§ WRITTEN EXERCISE
Find the word "value" in the data. Return every line where it appears.

** begin PROVIDED DATA **

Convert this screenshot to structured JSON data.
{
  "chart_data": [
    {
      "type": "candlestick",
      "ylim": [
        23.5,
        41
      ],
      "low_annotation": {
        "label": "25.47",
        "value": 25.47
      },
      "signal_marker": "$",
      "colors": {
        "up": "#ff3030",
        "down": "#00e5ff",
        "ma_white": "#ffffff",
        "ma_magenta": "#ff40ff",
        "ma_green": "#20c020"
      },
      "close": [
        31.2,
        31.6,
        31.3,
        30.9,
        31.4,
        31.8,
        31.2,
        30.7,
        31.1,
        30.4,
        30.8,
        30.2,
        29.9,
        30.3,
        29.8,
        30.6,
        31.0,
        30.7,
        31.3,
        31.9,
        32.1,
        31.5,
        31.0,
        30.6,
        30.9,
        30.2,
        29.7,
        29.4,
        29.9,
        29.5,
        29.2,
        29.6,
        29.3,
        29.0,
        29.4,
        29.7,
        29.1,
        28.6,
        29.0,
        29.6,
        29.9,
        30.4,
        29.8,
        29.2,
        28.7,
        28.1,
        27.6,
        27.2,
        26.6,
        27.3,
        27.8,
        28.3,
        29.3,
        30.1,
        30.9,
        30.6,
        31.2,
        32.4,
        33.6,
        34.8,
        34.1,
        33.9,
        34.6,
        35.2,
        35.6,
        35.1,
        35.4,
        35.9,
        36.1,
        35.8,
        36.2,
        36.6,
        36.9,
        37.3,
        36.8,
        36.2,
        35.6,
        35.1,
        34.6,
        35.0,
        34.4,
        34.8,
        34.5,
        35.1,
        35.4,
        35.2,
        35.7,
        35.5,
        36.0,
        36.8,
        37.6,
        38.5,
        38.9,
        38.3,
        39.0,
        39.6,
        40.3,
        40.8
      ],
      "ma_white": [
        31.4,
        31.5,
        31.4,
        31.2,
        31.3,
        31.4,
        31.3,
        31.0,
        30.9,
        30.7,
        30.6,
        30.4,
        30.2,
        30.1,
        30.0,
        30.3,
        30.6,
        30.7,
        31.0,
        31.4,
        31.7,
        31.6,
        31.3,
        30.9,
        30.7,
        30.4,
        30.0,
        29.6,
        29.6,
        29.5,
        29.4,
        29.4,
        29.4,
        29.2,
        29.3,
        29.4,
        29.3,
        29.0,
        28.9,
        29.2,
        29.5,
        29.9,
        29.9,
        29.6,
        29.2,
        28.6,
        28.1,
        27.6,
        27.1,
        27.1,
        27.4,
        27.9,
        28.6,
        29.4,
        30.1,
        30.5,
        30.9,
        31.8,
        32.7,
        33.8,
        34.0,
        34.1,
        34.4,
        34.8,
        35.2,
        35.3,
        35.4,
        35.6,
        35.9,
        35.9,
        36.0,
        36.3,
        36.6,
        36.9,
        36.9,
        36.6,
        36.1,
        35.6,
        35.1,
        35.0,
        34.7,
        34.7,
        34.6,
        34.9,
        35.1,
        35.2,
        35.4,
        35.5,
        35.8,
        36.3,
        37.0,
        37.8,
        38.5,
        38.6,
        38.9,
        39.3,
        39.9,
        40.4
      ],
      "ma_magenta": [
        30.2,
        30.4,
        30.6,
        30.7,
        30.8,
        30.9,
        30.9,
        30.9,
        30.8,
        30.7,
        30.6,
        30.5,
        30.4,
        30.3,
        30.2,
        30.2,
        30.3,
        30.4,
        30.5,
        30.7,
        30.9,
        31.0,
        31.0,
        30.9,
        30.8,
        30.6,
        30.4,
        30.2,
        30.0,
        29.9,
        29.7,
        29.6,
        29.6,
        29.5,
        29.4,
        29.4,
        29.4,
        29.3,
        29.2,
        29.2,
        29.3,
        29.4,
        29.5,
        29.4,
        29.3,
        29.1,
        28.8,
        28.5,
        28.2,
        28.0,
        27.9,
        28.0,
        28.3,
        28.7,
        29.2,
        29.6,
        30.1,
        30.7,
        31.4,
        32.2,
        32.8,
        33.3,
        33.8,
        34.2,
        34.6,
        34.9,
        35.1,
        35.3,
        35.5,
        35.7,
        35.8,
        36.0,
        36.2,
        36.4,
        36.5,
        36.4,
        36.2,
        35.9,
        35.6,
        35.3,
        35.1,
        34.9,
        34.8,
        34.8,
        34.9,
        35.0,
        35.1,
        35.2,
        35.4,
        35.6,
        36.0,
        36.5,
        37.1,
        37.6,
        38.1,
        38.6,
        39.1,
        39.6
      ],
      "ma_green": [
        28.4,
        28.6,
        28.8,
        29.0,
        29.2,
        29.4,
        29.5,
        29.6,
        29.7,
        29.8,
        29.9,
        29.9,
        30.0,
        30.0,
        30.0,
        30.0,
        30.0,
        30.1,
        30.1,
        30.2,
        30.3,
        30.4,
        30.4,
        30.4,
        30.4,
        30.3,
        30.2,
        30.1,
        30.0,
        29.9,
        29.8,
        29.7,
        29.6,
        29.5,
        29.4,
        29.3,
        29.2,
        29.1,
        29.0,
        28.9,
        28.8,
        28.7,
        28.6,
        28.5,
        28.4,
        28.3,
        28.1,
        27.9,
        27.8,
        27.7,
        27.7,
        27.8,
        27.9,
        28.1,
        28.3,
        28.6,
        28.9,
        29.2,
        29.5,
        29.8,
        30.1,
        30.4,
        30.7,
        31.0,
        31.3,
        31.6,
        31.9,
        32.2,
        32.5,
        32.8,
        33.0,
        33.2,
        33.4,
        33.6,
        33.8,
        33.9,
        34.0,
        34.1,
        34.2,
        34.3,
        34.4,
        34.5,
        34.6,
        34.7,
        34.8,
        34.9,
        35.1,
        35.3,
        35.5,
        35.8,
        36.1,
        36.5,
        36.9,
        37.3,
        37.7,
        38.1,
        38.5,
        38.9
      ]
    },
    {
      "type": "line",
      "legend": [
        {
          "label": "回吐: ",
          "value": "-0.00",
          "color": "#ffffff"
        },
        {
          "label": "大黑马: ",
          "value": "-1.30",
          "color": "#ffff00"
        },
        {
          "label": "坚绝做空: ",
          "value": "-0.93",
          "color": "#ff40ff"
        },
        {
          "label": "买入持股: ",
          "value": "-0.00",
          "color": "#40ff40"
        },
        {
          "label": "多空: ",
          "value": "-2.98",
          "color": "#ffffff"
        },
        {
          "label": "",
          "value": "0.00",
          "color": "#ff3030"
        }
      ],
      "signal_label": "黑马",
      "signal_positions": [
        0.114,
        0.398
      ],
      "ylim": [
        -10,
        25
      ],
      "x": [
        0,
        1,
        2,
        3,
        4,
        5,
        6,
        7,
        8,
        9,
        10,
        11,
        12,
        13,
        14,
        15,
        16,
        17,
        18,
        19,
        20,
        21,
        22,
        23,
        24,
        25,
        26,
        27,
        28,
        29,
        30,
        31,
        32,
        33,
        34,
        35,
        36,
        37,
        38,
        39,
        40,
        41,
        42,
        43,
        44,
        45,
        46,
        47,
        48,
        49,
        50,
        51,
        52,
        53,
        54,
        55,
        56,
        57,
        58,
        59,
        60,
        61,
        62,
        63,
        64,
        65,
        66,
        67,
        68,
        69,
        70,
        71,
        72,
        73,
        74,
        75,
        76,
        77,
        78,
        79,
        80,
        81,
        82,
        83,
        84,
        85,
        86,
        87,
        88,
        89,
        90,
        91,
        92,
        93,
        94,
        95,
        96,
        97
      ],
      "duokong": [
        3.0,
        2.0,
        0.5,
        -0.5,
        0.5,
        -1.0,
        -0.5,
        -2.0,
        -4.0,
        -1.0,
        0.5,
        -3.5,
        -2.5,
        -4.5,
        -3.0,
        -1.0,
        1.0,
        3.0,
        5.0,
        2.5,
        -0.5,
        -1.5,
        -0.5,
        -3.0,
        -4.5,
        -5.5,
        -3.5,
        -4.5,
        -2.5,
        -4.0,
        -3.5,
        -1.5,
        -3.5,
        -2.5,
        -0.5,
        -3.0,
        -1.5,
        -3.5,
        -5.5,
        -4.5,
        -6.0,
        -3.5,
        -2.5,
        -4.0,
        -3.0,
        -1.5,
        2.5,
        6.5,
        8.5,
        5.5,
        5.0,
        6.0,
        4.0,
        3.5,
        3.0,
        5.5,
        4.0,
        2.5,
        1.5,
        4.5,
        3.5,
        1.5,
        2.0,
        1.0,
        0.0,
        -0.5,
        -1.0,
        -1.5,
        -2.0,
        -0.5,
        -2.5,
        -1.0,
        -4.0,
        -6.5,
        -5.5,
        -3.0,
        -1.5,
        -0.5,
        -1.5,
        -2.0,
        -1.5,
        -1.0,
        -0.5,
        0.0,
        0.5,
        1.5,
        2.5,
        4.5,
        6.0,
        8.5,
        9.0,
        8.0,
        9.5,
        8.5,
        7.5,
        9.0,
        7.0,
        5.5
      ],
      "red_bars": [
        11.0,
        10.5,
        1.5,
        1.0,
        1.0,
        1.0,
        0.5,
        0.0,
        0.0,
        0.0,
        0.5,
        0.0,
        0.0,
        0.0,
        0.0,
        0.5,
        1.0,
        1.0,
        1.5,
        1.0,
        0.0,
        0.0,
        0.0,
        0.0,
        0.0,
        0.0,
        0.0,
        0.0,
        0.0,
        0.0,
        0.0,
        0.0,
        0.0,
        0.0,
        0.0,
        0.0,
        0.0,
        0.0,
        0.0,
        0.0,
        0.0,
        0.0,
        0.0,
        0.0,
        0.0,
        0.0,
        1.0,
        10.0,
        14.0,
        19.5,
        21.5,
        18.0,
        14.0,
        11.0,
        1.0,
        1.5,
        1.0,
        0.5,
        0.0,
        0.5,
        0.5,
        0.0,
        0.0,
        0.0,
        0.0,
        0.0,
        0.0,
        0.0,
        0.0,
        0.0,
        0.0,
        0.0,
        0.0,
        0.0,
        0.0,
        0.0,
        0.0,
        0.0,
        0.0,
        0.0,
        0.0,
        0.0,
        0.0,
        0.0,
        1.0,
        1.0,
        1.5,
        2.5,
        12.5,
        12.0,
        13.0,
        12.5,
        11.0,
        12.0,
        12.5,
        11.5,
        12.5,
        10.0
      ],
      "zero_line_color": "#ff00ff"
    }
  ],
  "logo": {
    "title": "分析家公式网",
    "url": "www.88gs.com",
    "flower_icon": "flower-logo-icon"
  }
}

** end PROVIDED DATA **

§ REPLY
        "value": 25.47
          "value": "-0.00",
          "value": "-1.30",
          "value": "-0.93",
          "value": "-0.00",
          "value": "-2.98",
          "value": "0.00",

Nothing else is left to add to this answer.